Search the data below for lines that include the word "this" and state how many there are, nothing else.
···
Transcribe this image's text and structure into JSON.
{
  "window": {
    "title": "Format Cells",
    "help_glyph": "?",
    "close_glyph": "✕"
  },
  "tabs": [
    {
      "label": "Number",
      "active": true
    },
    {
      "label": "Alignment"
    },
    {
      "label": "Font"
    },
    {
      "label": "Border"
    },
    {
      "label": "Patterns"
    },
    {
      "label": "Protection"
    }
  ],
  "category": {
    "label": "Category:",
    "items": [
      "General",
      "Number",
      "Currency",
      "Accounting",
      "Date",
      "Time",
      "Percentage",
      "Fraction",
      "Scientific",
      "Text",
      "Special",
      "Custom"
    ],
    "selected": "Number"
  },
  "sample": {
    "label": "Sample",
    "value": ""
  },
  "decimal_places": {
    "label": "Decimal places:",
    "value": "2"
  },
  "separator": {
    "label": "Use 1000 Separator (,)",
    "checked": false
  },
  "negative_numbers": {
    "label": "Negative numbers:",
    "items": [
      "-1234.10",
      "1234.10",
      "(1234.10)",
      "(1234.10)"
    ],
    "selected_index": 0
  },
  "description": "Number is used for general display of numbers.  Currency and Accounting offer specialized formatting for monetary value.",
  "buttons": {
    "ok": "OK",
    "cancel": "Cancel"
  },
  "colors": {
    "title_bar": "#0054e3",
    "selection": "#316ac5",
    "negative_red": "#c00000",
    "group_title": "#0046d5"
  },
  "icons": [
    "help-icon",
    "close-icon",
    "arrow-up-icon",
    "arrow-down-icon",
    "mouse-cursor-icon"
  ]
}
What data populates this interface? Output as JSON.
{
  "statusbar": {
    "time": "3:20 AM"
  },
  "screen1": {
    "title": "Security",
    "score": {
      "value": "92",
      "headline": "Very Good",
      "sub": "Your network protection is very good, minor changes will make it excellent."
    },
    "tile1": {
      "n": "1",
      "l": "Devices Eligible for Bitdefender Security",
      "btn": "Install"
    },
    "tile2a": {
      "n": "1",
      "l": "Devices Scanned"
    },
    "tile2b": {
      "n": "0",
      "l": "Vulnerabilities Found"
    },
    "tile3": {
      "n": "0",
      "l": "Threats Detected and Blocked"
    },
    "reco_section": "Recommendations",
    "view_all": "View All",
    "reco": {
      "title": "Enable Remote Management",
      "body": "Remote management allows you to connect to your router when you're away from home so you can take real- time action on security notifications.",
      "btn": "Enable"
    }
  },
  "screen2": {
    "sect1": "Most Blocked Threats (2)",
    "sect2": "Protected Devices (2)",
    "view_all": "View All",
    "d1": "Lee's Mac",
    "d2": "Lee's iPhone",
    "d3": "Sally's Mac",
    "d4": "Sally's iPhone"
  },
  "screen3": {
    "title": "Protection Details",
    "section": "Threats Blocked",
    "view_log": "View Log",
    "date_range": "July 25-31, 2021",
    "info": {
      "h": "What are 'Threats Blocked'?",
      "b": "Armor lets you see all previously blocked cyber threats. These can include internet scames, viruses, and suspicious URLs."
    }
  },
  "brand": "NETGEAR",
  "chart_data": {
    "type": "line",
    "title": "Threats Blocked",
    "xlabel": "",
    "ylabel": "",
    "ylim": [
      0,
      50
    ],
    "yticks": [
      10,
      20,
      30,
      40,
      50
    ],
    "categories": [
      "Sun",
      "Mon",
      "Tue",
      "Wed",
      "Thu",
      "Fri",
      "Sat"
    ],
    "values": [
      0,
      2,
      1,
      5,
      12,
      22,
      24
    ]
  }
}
···
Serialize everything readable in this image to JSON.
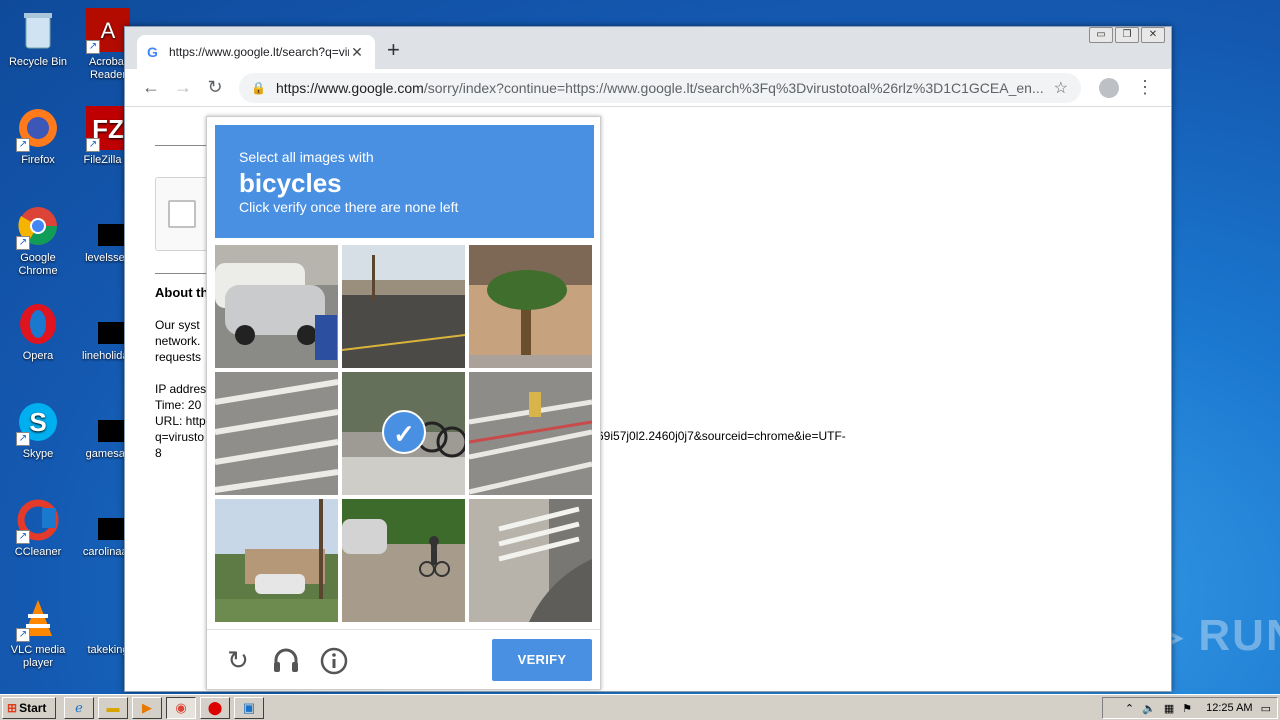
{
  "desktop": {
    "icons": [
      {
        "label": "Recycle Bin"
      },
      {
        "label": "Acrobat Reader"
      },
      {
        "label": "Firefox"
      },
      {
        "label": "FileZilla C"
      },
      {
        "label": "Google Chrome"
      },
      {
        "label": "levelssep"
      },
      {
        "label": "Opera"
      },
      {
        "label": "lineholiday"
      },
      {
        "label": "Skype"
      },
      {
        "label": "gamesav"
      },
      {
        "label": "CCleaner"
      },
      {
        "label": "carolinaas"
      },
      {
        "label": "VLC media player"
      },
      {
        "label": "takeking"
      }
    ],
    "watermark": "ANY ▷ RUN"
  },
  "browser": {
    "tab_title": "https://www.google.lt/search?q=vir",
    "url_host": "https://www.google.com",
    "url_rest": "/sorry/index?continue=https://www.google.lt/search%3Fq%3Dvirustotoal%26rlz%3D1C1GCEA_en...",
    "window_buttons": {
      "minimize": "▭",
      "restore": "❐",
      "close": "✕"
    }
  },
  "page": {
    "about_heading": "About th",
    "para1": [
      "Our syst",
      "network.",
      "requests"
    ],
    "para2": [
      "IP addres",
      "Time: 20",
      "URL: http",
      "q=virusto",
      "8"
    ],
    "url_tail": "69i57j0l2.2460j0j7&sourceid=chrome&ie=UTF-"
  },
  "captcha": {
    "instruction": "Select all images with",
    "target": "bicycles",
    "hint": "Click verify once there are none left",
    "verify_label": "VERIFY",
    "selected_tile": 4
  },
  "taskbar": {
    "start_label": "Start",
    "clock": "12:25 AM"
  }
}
···
(Finished task)
3